**Problem to work on:** Give only the number of lines in these records that contain the word "Senior".

[Extracts from a graphics dataset]
— start —

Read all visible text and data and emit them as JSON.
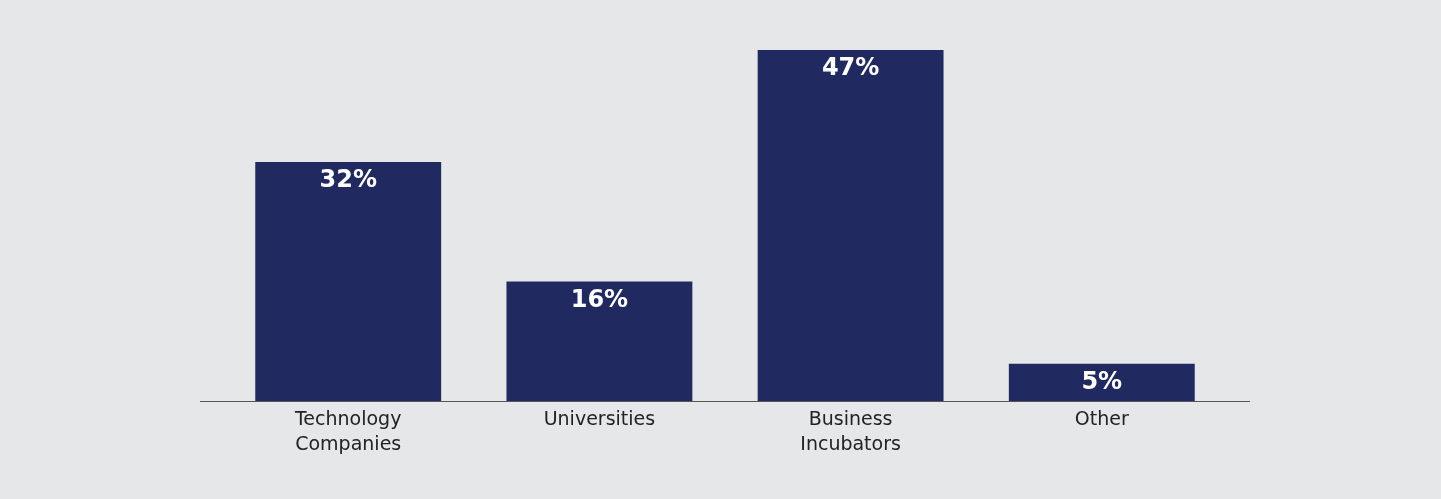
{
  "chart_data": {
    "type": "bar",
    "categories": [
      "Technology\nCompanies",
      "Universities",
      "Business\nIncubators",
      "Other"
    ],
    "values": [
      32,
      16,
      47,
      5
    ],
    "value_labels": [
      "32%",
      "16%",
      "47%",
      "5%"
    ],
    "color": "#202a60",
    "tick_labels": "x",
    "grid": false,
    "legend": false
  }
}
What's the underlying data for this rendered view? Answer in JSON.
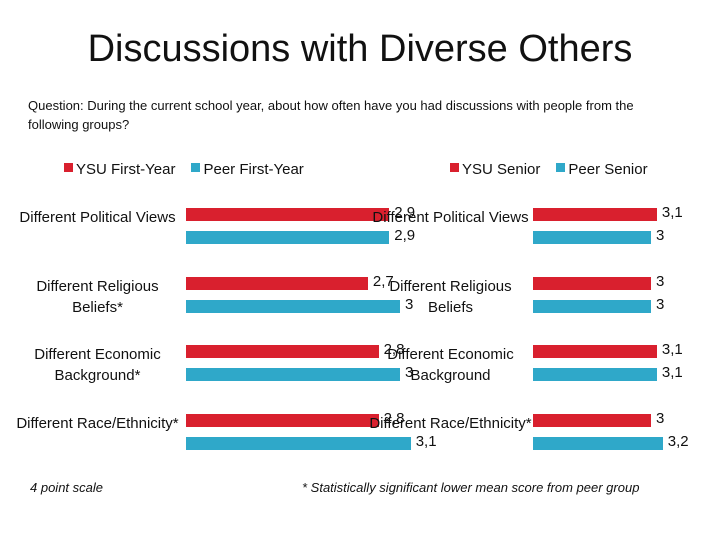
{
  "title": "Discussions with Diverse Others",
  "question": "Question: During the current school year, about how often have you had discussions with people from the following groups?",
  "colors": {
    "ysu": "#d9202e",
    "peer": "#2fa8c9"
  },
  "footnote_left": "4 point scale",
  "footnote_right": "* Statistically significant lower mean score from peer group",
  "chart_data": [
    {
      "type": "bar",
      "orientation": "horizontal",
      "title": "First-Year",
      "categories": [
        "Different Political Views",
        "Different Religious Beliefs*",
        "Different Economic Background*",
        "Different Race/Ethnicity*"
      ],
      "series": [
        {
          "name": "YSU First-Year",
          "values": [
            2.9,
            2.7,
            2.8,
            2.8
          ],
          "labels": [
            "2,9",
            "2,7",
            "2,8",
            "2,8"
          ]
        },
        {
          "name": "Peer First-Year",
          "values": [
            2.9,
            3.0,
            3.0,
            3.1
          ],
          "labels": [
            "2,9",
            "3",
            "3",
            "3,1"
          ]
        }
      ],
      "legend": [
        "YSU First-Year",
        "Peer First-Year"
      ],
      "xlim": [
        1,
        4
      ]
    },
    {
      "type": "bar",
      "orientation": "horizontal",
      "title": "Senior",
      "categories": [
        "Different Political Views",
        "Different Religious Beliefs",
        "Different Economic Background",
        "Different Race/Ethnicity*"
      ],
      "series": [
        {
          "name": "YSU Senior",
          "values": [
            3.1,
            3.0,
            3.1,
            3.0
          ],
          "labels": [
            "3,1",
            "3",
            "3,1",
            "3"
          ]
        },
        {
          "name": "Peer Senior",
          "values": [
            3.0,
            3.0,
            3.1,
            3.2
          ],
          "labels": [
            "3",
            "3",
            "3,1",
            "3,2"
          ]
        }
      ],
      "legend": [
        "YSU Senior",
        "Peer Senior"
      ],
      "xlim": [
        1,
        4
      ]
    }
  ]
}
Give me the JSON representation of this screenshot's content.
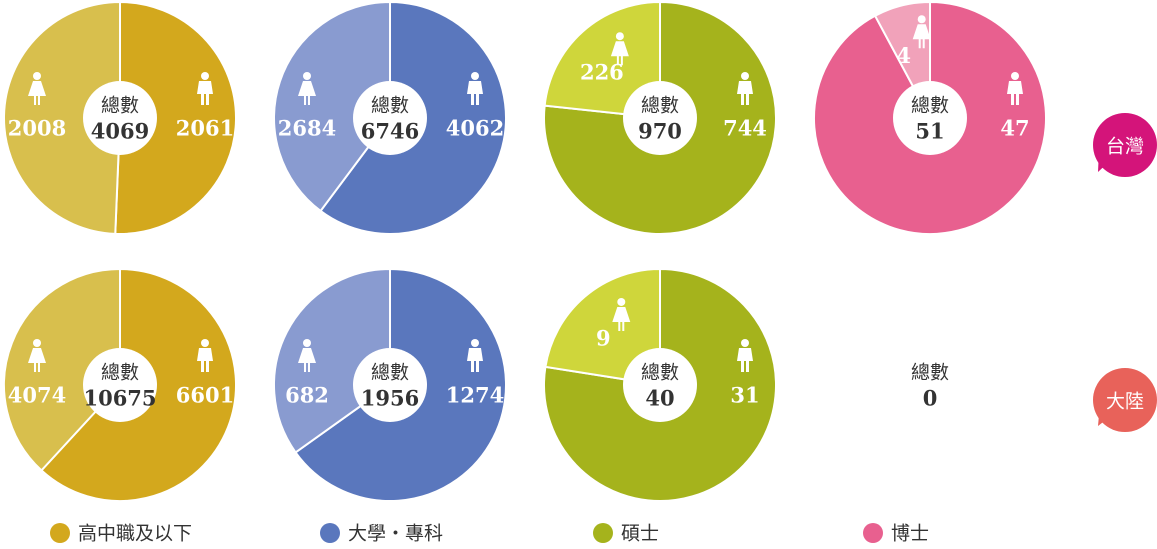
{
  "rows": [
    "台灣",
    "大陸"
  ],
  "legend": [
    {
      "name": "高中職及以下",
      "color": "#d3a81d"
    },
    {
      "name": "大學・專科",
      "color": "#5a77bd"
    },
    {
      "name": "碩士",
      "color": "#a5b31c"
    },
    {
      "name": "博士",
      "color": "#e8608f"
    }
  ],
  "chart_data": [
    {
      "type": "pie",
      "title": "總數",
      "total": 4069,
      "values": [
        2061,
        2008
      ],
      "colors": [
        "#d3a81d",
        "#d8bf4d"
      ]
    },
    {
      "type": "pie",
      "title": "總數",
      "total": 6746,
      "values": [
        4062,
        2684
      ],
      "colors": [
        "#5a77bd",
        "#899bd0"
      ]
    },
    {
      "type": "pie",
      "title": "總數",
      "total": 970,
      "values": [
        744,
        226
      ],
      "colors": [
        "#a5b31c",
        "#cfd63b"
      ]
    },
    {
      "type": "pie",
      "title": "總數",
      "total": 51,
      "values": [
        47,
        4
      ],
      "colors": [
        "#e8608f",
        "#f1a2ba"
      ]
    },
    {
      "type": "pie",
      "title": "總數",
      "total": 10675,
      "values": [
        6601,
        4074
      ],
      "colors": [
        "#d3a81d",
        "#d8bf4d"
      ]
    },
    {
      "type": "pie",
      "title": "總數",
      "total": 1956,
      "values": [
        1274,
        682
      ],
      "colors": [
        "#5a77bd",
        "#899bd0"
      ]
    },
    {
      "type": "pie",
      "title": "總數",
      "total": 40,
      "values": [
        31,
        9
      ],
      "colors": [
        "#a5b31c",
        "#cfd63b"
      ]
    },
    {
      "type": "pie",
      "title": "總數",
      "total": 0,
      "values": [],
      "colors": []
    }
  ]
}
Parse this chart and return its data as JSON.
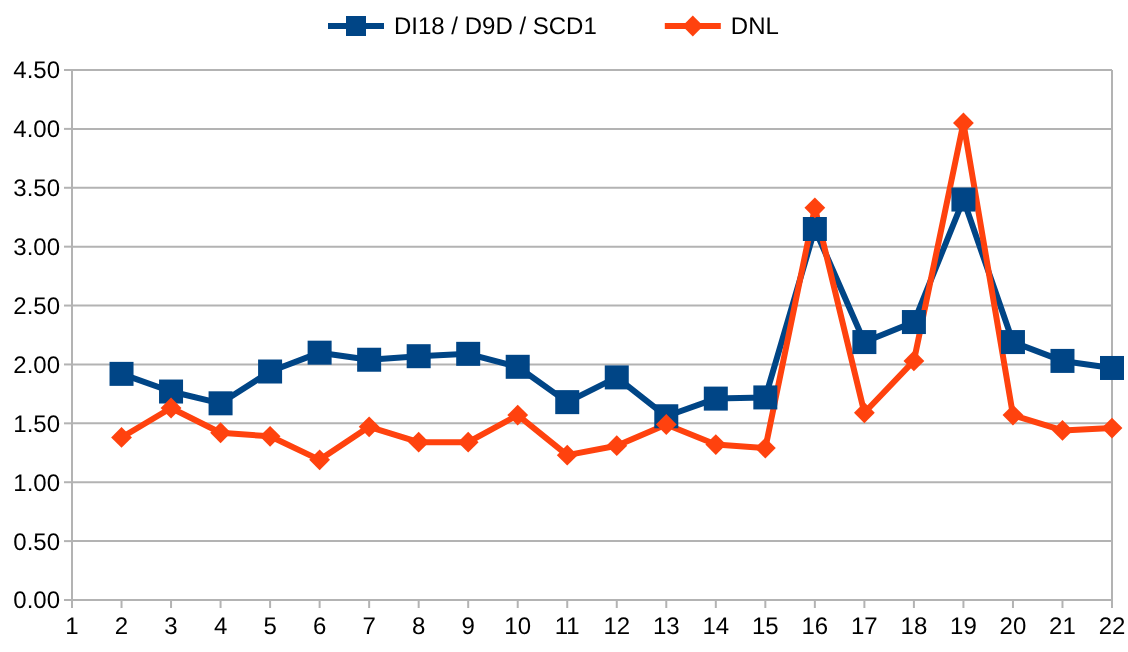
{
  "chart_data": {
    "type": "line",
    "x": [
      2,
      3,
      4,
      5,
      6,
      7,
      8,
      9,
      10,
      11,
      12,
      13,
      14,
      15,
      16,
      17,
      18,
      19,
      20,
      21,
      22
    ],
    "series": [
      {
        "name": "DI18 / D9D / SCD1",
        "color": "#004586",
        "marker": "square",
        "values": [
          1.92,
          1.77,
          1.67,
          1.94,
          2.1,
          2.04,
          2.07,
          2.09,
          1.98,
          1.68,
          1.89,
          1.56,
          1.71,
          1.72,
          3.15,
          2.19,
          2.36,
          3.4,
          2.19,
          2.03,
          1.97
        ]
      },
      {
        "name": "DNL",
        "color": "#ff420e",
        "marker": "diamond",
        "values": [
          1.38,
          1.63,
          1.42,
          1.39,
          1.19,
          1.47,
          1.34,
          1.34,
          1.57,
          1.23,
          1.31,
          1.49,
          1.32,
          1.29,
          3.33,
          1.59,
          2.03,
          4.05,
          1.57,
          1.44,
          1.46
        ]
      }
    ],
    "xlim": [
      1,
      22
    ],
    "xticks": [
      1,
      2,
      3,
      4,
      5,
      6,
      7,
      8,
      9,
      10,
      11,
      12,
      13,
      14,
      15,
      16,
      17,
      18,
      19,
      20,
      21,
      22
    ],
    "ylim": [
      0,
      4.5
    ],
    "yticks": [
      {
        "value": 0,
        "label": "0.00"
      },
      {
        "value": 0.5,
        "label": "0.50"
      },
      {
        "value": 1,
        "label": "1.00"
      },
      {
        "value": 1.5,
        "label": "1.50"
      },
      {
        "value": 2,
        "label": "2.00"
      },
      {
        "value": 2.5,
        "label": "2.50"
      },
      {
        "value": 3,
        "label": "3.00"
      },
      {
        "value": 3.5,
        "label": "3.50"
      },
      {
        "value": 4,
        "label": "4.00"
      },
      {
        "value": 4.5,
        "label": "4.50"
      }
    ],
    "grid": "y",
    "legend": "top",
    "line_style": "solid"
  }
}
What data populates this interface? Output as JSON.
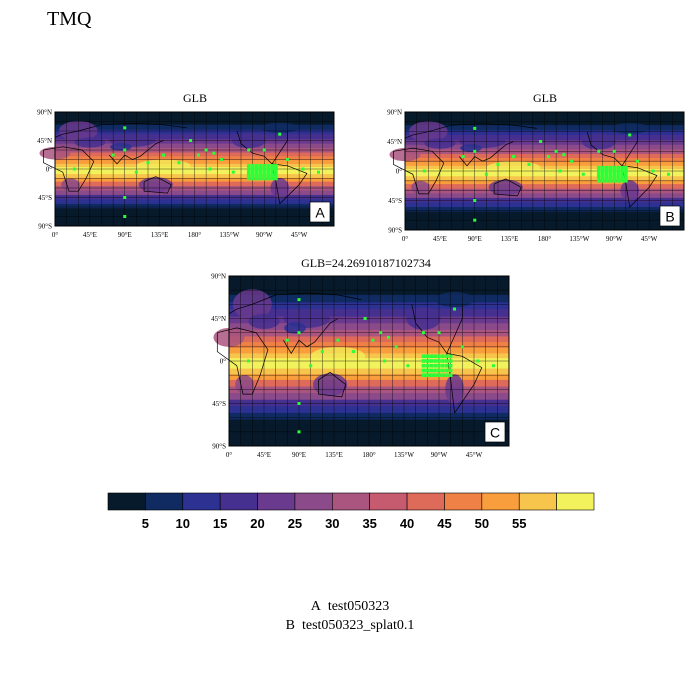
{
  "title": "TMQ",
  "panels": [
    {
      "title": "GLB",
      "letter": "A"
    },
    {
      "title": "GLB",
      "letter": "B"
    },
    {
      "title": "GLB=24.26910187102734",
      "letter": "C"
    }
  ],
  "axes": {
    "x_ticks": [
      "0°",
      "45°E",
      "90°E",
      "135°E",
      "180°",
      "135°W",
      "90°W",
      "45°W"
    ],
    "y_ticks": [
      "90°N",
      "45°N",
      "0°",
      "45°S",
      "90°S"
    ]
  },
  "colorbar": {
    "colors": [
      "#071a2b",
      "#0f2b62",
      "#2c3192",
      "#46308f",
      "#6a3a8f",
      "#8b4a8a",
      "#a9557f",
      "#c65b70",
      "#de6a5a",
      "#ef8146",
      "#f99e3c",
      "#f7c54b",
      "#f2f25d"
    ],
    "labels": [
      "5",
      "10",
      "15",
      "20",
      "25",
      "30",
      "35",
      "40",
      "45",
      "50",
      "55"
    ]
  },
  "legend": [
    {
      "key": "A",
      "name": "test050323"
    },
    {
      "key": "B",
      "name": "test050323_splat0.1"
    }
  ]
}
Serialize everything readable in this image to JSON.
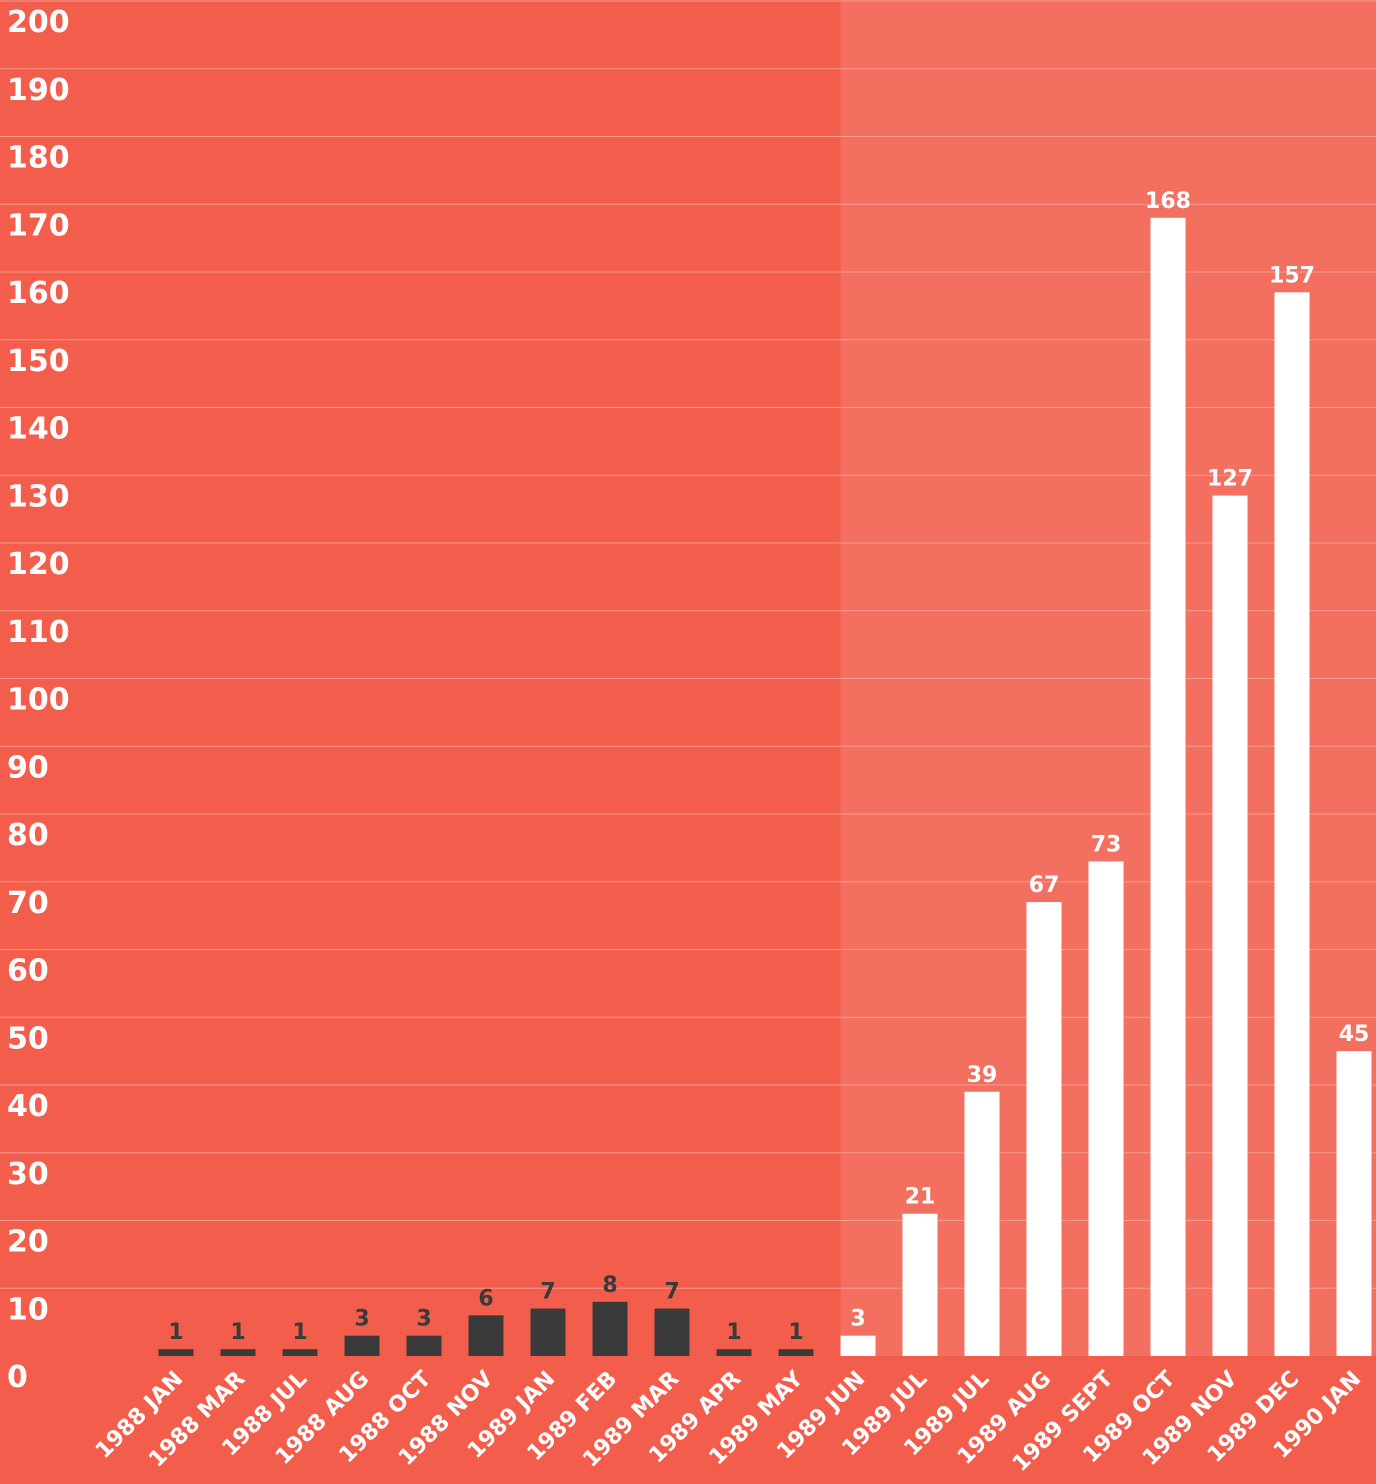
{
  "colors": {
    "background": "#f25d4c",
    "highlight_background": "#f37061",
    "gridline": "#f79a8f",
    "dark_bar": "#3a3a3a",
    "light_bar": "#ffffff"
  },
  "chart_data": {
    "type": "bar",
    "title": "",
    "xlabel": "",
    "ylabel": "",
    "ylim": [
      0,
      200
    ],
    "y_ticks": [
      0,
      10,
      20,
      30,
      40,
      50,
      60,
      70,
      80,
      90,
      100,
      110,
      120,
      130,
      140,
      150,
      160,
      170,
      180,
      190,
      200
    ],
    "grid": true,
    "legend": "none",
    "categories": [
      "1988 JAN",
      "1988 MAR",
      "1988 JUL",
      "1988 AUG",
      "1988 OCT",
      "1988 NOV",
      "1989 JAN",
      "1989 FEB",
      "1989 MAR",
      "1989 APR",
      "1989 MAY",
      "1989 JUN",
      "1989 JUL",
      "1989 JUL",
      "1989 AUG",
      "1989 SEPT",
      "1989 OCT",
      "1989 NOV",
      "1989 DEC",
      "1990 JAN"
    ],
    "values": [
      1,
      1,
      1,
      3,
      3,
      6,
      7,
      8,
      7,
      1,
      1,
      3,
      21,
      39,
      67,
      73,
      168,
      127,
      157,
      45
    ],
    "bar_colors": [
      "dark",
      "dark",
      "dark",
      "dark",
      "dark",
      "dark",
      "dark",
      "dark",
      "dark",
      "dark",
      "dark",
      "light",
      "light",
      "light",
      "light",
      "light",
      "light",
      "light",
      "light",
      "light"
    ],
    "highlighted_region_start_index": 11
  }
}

— end —

**Finished task:** 5